EXERCISE MATERIALS>
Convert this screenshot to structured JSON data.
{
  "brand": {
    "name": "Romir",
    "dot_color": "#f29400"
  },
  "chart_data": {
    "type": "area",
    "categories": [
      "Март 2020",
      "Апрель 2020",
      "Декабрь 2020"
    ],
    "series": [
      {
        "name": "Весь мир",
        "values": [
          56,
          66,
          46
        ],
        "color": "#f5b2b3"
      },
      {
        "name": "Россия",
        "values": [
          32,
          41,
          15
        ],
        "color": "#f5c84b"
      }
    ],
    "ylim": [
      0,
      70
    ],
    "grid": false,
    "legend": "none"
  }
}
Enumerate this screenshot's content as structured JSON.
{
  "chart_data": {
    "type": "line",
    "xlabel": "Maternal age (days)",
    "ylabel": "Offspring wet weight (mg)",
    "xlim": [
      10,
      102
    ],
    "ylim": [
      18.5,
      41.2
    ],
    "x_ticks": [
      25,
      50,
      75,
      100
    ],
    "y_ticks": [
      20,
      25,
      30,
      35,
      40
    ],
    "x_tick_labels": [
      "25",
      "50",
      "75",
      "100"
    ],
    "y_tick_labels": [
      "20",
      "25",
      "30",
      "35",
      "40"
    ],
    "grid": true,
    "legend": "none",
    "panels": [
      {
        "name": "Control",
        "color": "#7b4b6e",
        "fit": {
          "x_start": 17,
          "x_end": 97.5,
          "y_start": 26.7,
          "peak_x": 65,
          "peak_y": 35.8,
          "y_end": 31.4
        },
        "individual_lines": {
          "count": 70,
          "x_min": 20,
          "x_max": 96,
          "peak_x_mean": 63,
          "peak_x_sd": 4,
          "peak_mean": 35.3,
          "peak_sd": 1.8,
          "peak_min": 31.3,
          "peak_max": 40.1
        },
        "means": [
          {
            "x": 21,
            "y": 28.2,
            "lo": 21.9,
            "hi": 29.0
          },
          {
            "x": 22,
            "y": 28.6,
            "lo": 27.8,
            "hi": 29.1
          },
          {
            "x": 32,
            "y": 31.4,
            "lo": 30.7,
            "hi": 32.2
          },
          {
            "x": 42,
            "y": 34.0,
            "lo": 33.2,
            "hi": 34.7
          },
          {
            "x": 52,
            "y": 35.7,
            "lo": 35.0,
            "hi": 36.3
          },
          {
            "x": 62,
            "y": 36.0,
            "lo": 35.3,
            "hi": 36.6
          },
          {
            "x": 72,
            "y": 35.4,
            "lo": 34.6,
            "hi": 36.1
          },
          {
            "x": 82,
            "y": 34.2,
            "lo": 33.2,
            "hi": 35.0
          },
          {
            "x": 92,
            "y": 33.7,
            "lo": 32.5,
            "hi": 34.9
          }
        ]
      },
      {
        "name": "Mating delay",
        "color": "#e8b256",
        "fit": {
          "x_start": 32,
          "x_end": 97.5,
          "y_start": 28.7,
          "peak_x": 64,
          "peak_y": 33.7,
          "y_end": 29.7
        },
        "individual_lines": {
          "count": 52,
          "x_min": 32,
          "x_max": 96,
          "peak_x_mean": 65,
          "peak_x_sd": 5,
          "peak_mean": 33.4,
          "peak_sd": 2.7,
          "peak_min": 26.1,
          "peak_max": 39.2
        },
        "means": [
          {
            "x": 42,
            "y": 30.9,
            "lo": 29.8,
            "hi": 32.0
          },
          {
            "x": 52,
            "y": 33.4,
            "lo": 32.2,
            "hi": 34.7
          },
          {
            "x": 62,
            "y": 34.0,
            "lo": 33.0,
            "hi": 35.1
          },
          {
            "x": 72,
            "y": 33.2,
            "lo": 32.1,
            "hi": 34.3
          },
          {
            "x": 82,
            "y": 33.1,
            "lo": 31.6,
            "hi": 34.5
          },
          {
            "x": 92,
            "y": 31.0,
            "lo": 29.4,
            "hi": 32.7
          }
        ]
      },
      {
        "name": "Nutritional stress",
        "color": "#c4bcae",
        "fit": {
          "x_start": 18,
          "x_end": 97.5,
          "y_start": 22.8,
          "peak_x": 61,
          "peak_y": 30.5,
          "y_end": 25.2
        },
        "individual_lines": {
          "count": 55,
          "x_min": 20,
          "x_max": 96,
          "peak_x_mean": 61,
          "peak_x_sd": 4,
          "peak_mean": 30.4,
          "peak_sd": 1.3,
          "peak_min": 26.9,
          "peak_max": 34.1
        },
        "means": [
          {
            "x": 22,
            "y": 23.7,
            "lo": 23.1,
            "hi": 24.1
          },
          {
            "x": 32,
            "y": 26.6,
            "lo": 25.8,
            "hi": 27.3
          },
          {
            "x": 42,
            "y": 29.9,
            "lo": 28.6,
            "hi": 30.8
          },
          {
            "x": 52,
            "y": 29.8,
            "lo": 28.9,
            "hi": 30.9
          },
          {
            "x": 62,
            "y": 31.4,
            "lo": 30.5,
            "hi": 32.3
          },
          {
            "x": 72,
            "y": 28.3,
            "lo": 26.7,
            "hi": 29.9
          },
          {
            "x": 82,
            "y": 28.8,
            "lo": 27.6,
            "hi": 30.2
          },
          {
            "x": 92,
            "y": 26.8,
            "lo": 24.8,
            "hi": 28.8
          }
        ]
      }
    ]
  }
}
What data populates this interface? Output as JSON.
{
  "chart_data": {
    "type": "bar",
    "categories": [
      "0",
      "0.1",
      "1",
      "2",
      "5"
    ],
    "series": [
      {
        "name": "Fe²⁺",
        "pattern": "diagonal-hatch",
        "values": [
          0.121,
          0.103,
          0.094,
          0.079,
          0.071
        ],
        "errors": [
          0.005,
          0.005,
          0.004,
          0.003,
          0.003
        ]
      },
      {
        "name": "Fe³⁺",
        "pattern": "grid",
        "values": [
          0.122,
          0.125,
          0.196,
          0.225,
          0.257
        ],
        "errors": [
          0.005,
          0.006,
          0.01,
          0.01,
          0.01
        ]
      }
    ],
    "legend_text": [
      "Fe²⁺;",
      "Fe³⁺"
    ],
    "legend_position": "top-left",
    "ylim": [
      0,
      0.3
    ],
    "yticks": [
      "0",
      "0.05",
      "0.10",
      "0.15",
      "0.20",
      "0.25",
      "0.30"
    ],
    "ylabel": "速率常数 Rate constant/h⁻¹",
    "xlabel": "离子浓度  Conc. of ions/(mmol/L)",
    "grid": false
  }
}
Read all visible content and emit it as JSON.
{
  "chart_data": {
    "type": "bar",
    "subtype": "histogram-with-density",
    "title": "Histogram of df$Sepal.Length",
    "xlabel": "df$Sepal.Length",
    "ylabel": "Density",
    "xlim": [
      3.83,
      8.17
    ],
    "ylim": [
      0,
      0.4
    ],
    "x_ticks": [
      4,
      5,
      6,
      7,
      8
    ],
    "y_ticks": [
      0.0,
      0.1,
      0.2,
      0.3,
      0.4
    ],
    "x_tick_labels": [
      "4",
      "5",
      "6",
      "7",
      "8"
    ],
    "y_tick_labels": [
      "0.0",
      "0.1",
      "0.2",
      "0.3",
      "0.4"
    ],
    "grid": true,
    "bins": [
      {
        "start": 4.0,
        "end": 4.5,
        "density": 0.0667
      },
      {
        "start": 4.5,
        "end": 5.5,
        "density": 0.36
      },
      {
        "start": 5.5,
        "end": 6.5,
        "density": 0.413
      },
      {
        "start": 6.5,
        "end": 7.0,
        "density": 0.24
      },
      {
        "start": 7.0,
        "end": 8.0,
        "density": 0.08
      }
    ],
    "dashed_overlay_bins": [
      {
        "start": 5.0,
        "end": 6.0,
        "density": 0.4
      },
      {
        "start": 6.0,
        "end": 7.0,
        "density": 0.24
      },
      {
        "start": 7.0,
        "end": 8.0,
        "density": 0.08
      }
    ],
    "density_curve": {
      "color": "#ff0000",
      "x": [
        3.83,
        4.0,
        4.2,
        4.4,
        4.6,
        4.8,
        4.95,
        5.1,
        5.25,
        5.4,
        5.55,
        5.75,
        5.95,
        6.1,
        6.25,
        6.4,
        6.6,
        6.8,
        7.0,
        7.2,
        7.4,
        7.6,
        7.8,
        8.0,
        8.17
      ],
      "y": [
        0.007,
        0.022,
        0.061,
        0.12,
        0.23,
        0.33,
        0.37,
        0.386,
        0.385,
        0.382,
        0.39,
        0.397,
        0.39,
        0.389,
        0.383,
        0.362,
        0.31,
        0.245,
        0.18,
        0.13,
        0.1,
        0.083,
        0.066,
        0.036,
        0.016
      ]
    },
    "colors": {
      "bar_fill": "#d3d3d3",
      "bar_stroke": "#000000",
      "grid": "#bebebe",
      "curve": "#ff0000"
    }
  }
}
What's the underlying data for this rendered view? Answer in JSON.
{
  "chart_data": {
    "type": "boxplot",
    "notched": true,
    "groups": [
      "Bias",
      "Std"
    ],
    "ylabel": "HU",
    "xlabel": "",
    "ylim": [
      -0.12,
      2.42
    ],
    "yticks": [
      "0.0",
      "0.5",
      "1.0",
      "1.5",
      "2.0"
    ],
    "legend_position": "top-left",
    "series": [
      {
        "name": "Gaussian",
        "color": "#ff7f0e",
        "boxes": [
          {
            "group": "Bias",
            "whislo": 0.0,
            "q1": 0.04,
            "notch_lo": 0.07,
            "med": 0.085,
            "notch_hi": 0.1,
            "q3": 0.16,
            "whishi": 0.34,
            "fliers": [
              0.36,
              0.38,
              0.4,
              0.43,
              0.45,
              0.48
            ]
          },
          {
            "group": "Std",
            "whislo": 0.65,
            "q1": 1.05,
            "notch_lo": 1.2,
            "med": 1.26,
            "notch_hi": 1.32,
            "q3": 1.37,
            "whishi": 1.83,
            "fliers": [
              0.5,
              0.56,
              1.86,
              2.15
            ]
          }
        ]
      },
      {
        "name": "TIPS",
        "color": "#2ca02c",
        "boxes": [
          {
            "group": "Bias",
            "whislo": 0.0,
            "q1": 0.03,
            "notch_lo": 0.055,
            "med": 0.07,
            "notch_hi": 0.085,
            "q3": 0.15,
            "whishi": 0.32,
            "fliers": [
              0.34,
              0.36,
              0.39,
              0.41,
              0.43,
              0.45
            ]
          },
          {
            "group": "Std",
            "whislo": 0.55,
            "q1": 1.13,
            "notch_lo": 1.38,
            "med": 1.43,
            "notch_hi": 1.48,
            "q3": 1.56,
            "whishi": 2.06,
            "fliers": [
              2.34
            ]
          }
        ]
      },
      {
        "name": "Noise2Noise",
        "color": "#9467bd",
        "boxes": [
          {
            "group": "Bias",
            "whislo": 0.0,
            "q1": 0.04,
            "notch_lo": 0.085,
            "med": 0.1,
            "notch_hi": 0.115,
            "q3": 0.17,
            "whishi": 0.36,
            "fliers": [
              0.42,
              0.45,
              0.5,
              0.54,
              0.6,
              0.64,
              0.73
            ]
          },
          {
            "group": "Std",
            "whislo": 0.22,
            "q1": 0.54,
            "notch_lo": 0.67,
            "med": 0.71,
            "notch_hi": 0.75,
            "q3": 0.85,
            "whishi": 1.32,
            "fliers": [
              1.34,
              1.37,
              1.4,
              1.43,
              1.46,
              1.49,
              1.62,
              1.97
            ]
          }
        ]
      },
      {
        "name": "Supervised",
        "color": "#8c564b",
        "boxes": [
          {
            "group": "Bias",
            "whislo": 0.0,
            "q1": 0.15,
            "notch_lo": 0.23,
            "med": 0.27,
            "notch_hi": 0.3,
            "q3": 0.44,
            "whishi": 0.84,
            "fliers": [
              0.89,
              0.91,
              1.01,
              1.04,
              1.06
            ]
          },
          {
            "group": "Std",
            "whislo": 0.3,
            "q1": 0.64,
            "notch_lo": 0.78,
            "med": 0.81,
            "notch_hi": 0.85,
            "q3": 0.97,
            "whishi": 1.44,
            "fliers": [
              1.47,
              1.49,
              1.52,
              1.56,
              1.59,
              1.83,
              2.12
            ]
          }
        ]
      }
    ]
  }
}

STATED PROBLEM> From the entries above, extract each line containing "content".

WRITTEN RESPONSE>
Enumerate this screenshot's content as structured JSON.
Read all visible content and emit it as JSON.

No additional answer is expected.